--- Text excerpt ---

A pleural effusion is collection of fluid abnormally present in the pleural space, usually resulting from excess fluid production and/or decreased lymphatic absorption. [1]  (See the images below.) It is the most common manifestation of pleural disease, and its causes occupy a spectrum ranging from cardiopulmonary disorders with systemic inflammatory conditions to malignancy.

Large right-side pleural effusion. This effusion wLarge right-side pleural effusion. This effusion was noted to be malignant in nature.
Left-side pleural effusion.Left-side pleural effusion.

Pleural effusions are also commonly noted in patients diagnosed with pneumonia (14-44% of patietns admitted for pneumonia), and 40% of these cases may be complicated by parapneumonic effusion or abscess. These may be categorized as uncomplicated, complicated, or empyema thoracis. Management varies, depending on the clinical presentation and the imaging findings, but it often involves drainage with diagnostic, therapeutic, or combined intent. A combined approach that includes antibiotics, intrapleural enzymatic therapy, or surgical intervention is often necessary to achieve improved outcomes. 

Of the approximately 1.5 million pleural effusions diagnosed in the United States each year, more than 150,000 are due to new cases of malignant pleural effusion (MPE). Approximately 15% of cancer patients eventually develop MPEs. [2]  MPEs are diagnosed on the basis of the presence of tumor cells in pleural fluid cytology or pleural tissue biopsy. They usually signify incurable disease with considerable morbidity and a dismal mean survival (< 1 y). [3]

It is important to differentiate MPEs from paramalignant pleural effusions, which have a different pathophysiology and a different prognosis. Paramalignant effusions are associated with active malignancy, but without any cytologic or pathologic evidence of malignant involvement of the pleural space. These effusions may result from bronchial obstruction, pulmonary embolism, or postobstructive atelectasis with transudative effusion, or they may occur as side effects of cancer treatment. [3]

Heart failure is another common cause of pleural effusion. Such effusions are often bilateral in presentation and are frequently associated with other signs of heart failure, such as bilateral leg swelling. Pulmonary edema and respiratory failure may be noted. Medical management is often the primary modality, with diuretics administered to lower fluid volume and, potentially, vasodilators (eg, nitroglycerin) to reduce afterload. These effusions are likely to recur, with drainage maneuvers serving only as temporizing measures.

--- Record set ---

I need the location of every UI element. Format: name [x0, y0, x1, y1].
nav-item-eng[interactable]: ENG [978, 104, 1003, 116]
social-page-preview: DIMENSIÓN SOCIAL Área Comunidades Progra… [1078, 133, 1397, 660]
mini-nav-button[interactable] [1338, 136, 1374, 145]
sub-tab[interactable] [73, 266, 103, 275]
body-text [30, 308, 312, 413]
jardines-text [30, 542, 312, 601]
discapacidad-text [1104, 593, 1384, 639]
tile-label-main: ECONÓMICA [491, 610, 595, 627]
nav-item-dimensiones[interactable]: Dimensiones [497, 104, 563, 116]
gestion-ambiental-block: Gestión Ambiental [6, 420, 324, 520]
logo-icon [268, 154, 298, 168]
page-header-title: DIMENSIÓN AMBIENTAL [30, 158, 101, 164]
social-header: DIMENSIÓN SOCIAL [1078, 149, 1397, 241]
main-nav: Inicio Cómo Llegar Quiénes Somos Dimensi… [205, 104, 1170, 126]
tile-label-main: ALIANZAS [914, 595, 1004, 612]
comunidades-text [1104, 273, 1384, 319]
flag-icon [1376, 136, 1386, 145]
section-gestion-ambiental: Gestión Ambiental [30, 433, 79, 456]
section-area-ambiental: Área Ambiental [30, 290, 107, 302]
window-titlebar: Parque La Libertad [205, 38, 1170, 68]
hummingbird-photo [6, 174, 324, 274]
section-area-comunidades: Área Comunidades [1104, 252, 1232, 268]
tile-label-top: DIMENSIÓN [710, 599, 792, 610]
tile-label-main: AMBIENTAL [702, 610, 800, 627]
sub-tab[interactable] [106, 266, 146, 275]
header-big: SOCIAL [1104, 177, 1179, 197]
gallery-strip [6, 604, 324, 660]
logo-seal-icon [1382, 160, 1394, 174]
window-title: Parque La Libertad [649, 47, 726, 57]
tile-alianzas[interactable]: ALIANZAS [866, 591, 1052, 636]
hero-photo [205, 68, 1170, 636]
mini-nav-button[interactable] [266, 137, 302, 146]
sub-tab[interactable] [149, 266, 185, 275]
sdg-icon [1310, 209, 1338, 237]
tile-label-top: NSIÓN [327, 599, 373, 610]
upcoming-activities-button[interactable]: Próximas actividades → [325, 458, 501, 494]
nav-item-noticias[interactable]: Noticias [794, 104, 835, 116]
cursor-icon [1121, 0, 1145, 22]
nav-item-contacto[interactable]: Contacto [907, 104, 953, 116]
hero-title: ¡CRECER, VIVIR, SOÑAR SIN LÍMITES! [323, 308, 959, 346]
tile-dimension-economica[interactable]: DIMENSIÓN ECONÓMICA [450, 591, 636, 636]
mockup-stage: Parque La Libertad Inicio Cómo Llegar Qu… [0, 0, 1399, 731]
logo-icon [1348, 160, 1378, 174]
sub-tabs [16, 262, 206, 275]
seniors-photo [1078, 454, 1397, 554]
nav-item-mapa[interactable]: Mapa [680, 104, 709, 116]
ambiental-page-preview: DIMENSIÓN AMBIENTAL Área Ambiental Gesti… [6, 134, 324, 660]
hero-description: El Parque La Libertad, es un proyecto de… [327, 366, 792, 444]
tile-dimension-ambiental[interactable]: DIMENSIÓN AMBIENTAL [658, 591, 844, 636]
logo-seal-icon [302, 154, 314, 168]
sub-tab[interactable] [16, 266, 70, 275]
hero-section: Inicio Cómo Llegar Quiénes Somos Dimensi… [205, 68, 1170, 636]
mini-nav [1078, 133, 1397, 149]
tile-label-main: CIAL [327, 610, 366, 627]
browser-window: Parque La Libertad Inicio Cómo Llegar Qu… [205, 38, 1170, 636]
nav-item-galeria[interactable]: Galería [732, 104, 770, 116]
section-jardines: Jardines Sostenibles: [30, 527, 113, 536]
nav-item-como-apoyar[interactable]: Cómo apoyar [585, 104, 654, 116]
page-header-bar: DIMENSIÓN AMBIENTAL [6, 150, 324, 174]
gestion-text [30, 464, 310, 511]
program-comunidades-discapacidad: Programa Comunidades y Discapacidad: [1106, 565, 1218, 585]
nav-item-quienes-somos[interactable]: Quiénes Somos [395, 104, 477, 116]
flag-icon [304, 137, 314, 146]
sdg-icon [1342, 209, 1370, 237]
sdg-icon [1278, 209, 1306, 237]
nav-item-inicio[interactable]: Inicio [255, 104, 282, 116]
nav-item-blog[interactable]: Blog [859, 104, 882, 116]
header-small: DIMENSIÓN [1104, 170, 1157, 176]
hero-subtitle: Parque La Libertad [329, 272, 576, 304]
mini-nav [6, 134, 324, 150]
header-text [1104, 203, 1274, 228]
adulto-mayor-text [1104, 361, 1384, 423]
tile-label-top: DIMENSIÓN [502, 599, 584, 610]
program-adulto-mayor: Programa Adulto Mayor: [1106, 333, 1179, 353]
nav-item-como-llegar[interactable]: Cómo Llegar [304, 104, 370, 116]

---

### Task list
(a) The pleural effusion text names several possible origins of paramalignant effusions. List every one of them.
(b) Answer these questions from the pleural effusion text:
(i) About how many pleural effusions are diagnosed in the United States each year?
(ii) What share of pleural effusion cases in pneumonia may be complicated by parapneumonic effusion or abscess?
(iii) Which vasodilator is given as an example for reducing afterload in heart failure?
(c) Continue the pleural effusion text after its final sentence.
This material has no connection to the pleural effusion text.

### Answers for this exercise
(a)
- Bronchial obstruction
- Pulmonary embolism
- Postobstructive atelectasis with transudative effusion
- Side effects of cancer treatment

(b)
(i) Approximately 1.5 million
(ii) 40%
(iii) Nitroglycerin

(c)
Anatomy

In a healthy individual, the pleural space (cavity)  is a potential space sandwiched between the parietal and visceral pleurae. The parietal pleura completely lines the inner chest-wall surface of the thoracic cavity, including the bilateral medial mediastinum, the subcostal left and right diaphragmatic leaflets, and the innermost muscle surface of the ribs and associated musculature. The visceral pleura tightly and completely envelops both lungs, folding into the interlobar fissures and meeting the parietal pleura at the hilar root of the lungs. The right and left pleural cavities are separated by the anterior and posterior mediastinum.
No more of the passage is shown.